> OBJECTIVE
Repeat every entry word for word, skipping the pictures.

----------

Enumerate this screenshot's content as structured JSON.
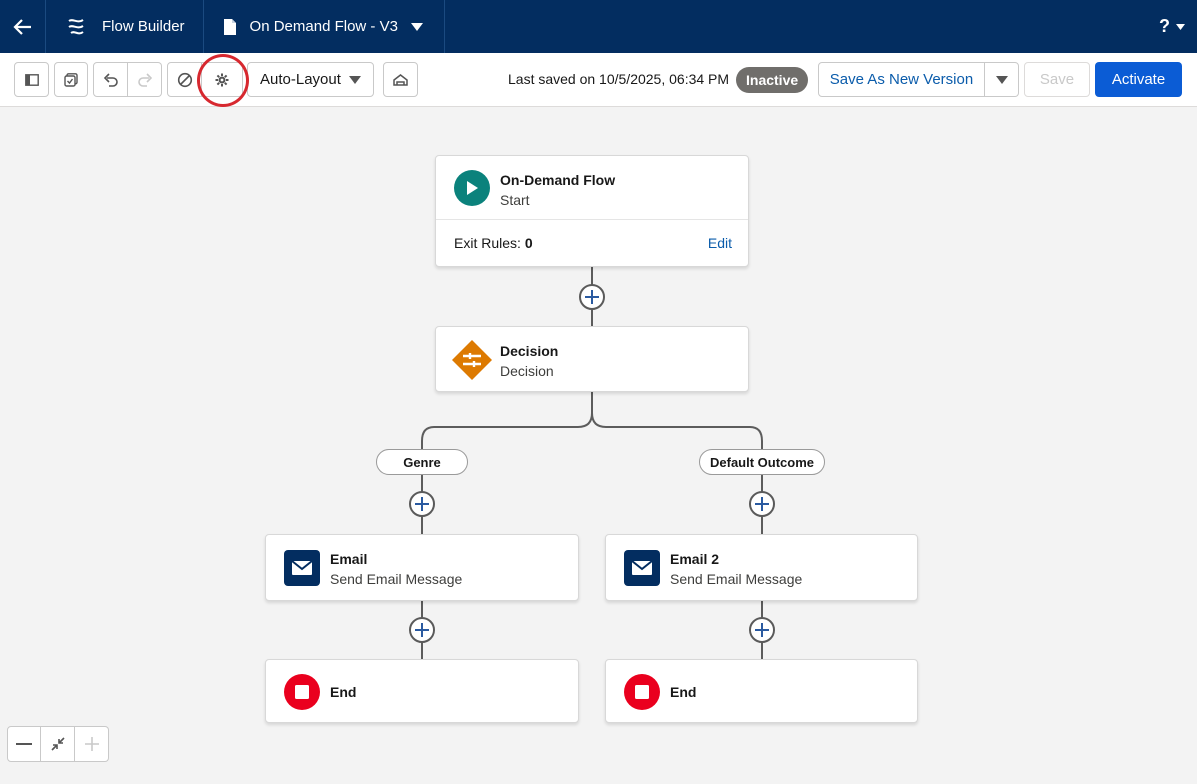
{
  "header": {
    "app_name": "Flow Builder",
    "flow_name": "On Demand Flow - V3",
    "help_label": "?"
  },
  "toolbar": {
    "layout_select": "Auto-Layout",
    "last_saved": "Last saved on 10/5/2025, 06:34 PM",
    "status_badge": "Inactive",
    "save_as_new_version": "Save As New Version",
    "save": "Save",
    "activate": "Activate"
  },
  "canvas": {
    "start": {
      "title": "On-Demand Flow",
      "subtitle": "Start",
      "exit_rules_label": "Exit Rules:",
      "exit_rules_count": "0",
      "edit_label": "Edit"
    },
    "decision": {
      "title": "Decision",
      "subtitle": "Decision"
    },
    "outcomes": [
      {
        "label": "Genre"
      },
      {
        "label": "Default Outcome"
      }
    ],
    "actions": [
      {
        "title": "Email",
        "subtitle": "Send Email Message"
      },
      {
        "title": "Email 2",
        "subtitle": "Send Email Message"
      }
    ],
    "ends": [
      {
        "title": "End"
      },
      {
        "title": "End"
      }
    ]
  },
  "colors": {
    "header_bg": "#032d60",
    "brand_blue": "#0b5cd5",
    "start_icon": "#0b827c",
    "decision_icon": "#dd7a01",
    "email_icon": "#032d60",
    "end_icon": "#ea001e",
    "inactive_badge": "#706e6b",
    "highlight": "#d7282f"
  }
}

----------

> ANSWER TO THIS TASK
Enumerate this screenshot's content as structured JSON.
{
  "header": {
    "app_name": "Flow Builder",
    "flow_name": "On Demand Flow - V3",
    "help_label": "?"
  },
  "toolbar": {
    "layout_select": "Auto-Layout",
    "last_saved": "Last saved on 10/5/2025, 06:34 PM",
    "status_badge": "Inactive",
    "save_as_new_version": "Save As New Version",
    "save": "Save",
    "activate": "Activate"
  },
  "canvas": {
    "start": {
      "title": "On-Demand Flow",
      "subtitle": "Start",
      "exit_rules_label": "Exit Rules:",
      "exit_rules_count": "0",
      "edit_label": "Edit"
    },
    "decision": {
      "title": "Decision",
      "subtitle": "Decision"
    },
    "outcomes": [
      {
        "label": "Genre"
      },
      {
        "label": "Default Outcome"
      }
    ],
    "actions": [
      {
        "title": "Email",
        "subtitle": "Send Email Message"
      },
      {
        "title": "Email 2",
        "subtitle": "Send Email Message"
      }
    ],
    "ends": [
      {
        "title": "End"
      },
      {
        "title": "End"
      }
    ]
  },
  "colors": {
    "header_bg": "#032d60",
    "brand_blue": "#0b5cd5",
    "start_icon": "#0b827c",
    "decision_icon": "#dd7a01",
    "email_icon": "#032d60",
    "end_icon": "#ea001e",
    "inactive_badge": "#706e6b",
    "highlight": "#d7282f"
  }
}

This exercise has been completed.